[Chart and figure data]
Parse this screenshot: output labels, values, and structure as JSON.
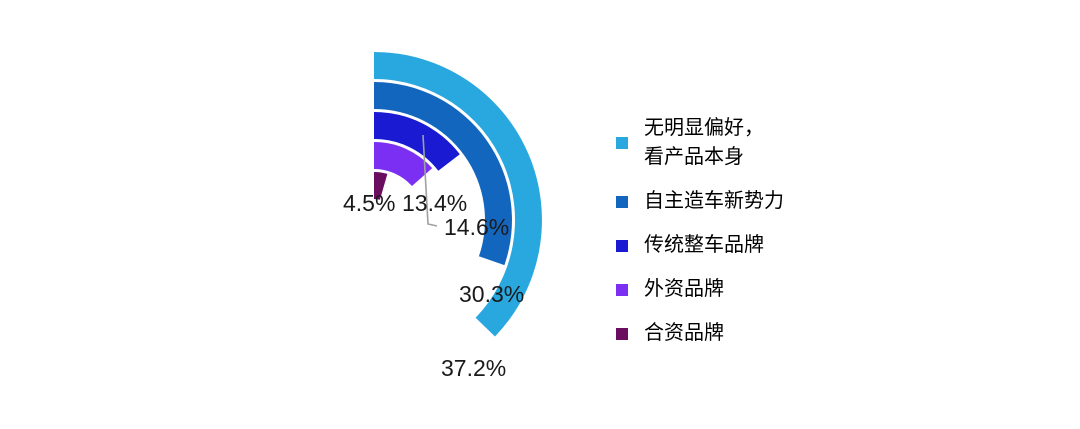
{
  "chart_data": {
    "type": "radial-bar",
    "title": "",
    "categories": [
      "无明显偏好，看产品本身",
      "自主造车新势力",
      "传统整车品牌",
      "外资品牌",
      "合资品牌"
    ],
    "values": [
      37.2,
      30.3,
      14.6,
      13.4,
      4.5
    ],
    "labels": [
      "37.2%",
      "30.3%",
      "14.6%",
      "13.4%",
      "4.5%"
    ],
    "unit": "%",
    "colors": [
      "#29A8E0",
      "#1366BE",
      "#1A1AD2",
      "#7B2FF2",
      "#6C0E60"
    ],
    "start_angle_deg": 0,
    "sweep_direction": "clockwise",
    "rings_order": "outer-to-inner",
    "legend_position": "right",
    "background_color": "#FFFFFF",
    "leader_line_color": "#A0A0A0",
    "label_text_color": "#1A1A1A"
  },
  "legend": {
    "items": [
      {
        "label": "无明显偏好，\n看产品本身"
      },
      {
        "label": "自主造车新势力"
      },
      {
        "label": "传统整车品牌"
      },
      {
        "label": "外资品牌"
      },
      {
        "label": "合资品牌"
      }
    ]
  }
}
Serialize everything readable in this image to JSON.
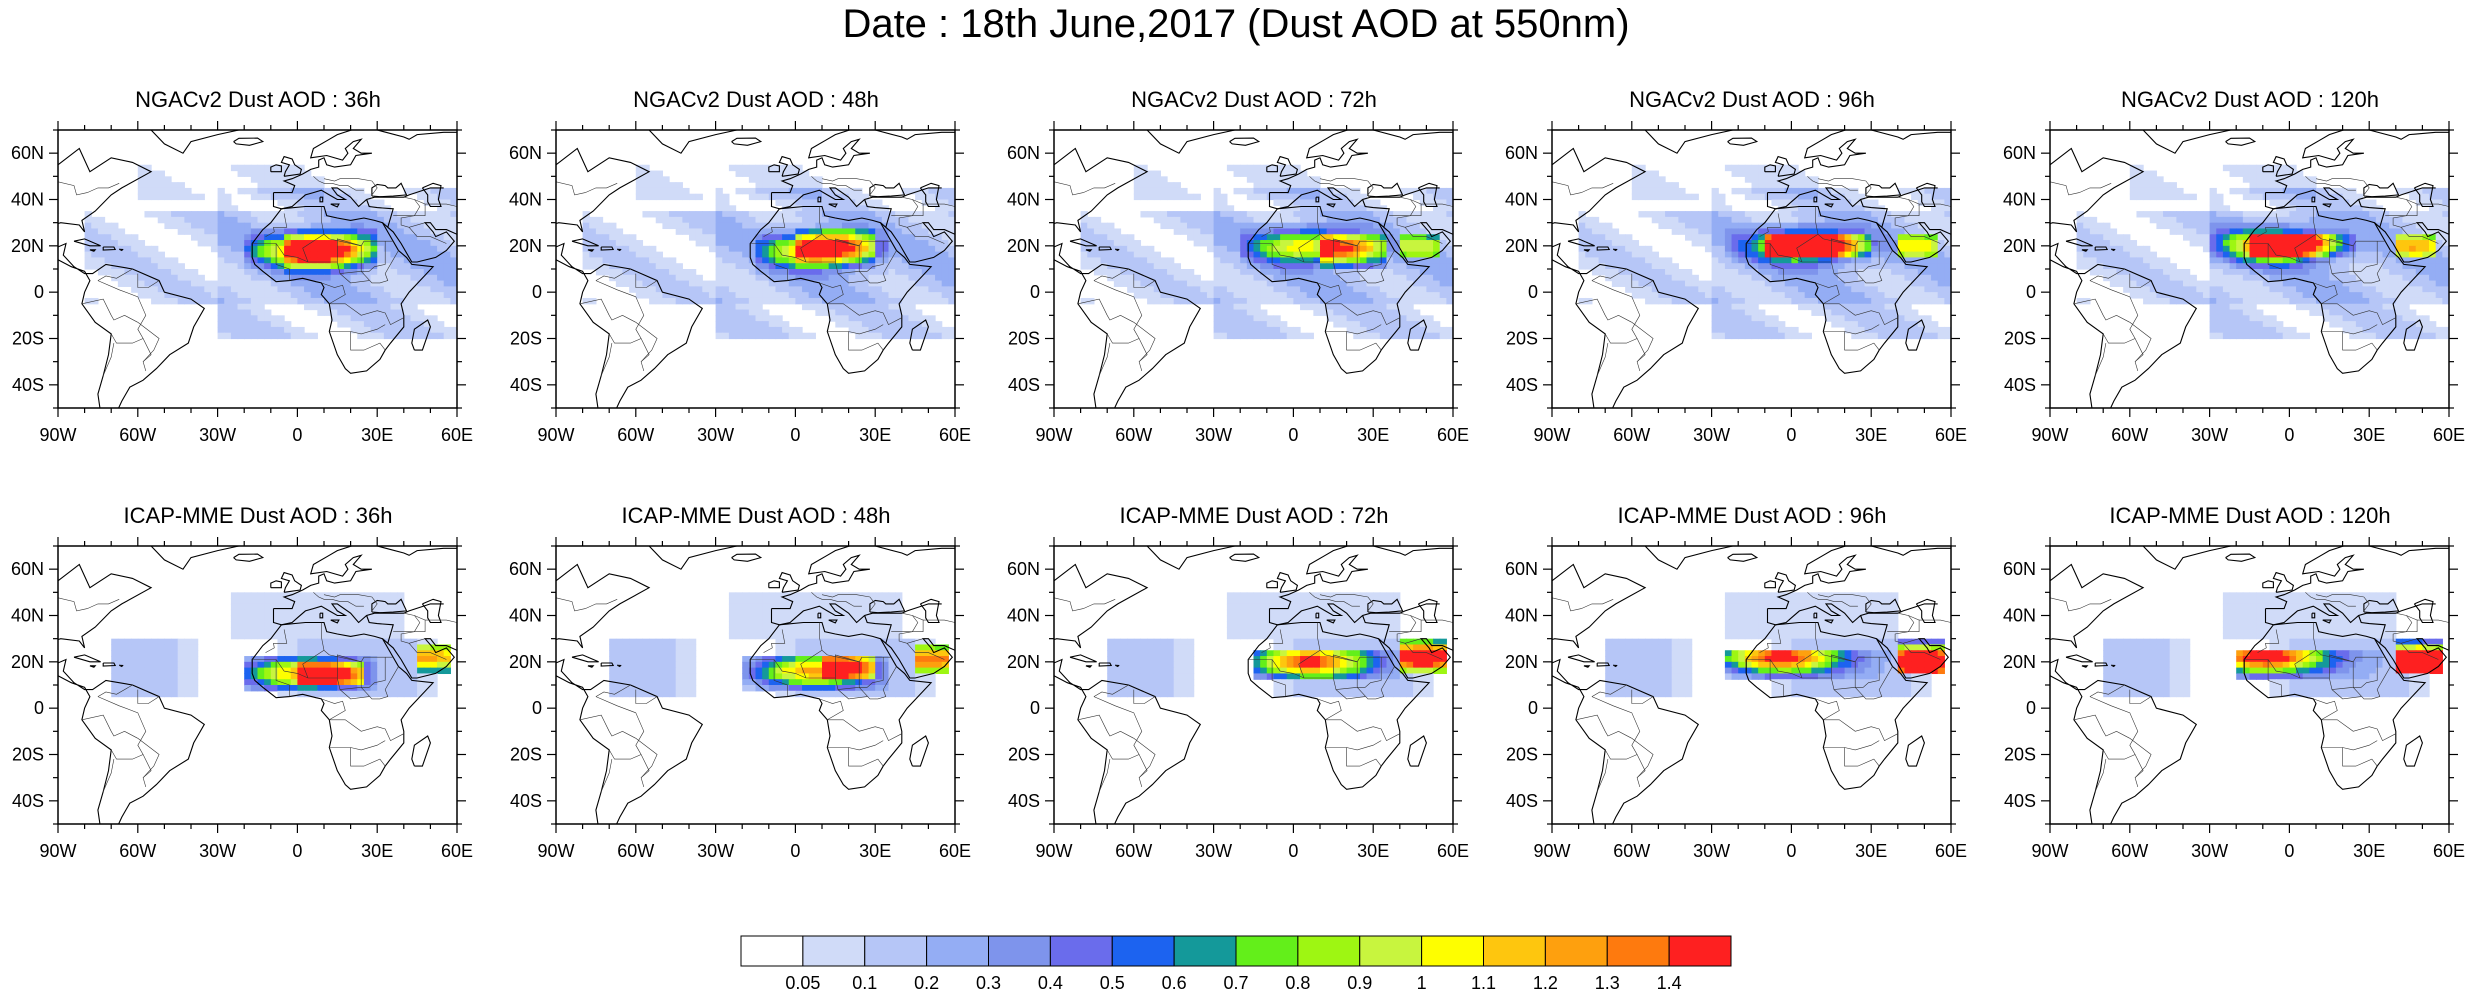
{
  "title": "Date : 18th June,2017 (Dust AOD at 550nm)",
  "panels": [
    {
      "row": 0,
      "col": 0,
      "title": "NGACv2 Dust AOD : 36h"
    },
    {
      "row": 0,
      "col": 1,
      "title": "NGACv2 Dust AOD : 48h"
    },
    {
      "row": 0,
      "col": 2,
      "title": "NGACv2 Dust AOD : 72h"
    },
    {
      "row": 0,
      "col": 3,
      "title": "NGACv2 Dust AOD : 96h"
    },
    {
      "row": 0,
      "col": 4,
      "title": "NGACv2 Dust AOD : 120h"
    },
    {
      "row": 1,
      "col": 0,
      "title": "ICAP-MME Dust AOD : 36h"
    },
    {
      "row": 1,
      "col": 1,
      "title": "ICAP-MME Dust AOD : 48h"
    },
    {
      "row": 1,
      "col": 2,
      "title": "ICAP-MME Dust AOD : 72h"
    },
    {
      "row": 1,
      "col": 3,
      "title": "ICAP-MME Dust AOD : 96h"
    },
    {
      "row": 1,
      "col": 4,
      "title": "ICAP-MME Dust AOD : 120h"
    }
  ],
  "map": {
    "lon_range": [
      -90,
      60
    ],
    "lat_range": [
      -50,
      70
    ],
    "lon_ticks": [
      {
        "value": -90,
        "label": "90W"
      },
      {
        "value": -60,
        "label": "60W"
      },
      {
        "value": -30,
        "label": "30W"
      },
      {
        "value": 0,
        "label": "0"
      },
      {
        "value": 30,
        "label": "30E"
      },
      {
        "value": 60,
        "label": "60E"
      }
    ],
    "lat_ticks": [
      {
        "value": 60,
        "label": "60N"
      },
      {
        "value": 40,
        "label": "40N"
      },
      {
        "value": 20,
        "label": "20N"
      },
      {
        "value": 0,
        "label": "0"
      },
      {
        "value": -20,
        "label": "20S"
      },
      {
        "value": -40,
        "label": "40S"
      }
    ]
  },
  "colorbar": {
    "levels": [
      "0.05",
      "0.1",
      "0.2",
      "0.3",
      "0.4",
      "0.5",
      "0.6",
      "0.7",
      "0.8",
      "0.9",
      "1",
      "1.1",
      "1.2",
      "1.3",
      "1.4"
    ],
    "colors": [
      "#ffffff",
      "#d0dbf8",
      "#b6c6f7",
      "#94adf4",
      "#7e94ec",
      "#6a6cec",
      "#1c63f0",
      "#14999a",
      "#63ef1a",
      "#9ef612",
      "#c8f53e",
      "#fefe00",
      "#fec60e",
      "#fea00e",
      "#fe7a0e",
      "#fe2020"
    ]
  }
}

◆ **To do**: Pictures are to be left out; the records above must be repeated word for word.

◆ **Finished exercise**:
Parse this screenshot: output labels, values, and structure as JSON.
{
  "chart_data": {
    "type": "radial-bar",
    "title": "",
    "categories": [
      "无明显偏好，看产品本身",
      "自主造车新势力",
      "传统整车品牌",
      "外资品牌",
      "合资品牌"
    ],
    "values": [
      37.2,
      30.3,
      14.6,
      13.4,
      4.5
    ],
    "labels": [
      "37.2%",
      "30.3%",
      "14.6%",
      "13.4%",
      "4.5%"
    ],
    "unit": "%",
    "colors": [
      "#29A8E0",
      "#1366BE",
      "#1A1AD2",
      "#7B2FF2",
      "#6C0E60"
    ],
    "start_angle_deg": 0,
    "sweep_direction": "clockwise",
    "rings_order": "outer-to-inner",
    "legend_position": "right",
    "background_color": "#FFFFFF",
    "leader_line_color": "#A0A0A0",
    "label_text_color": "#1A1A1A"
  },
  "legend": {
    "items": [
      {
        "label": "无明显偏好，\n看产品本身"
      },
      {
        "label": "自主造车新势力"
      },
      {
        "label": "传统整车品牌"
      },
      {
        "label": "外资品牌"
      },
      {
        "label": "合资品牌"
      }
    ]
  }
}
Serialize everything readable in this image to JSON.
{
  "title": "Date : 18th June,2017 (Dust AOD at 550nm)",
  "panels": [
    {
      "row": 0,
      "col": 0,
      "title": "NGACv2 Dust AOD : 36h"
    },
    {
      "row": 0,
      "col": 1,
      "title": "NGACv2 Dust AOD : 48h"
    },
    {
      "row": 0,
      "col": 2,
      "title": "NGACv2 Dust AOD : 72h"
    },
    {
      "row": 0,
      "col": 3,
      "title": "NGACv2 Dust AOD : 96h"
    },
    {
      "row": 0,
      "col": 4,
      "title": "NGACv2 Dust AOD : 120h"
    },
    {
      "row": 1,
      "col": 0,
      "title": "ICAP-MME Dust AOD : 36h"
    },
    {
      "row": 1,
      "col": 1,
      "title": "ICAP-MME Dust AOD : 48h"
    },
    {
      "row": 1,
      "col": 2,
      "title": "ICAP-MME Dust AOD : 72h"
    },
    {
      "row": 1,
      "col": 3,
      "title": "ICAP-MME Dust AOD : 96h"
    },
    {
      "row": 1,
      "col": 4,
      "title": "ICAP-MME Dust AOD : 120h"
    }
  ],
  "map": {
    "lon_range": [
      -90,
      60
    ],
    "lat_range": [
      -50,
      70
    ],
    "lon_ticks": [
      {
        "value": -90,
        "label": "90W"
      },
      {
        "value": -60,
        "label": "60W"
      },
      {
        "value": -30,
        "label": "30W"
      },
      {
        "value": 0,
        "label": "0"
      },
      {
        "value": 30,
        "label": "30E"
      },
      {
        "value": 60,
        "label": "60E"
      }
    ],
    "lat_ticks": [
      {
        "value": 60,
        "label": "60N"
      },
      {
        "value": 40,
        "label": "40N"
      },
      {
        "value": 20,
        "label": "20N"
      },
      {
        "value": 0,
        "label": "0"
      },
      {
        "value": -20,
        "label": "20S"
      },
      {
        "value": -40,
        "label": "40S"
      }
    ]
  },
  "colorbar": {
    "levels": [
      "0.05",
      "0.1",
      "0.2",
      "0.3",
      "0.4",
      "0.5",
      "0.6",
      "0.7",
      "0.8",
      "0.9",
      "1",
      "1.1",
      "1.2",
      "1.3",
      "1.4"
    ],
    "colors": [
      "#ffffff",
      "#d0dbf8",
      "#b6c6f7",
      "#94adf4",
      "#7e94ec",
      "#6a6cec",
      "#1c63f0",
      "#14999a",
      "#63ef1a",
      "#9ef612",
      "#c8f53e",
      "#fefe00",
      "#fec60e",
      "#fea00e",
      "#fe7a0e",
      "#fe2020"
    ]
  }
}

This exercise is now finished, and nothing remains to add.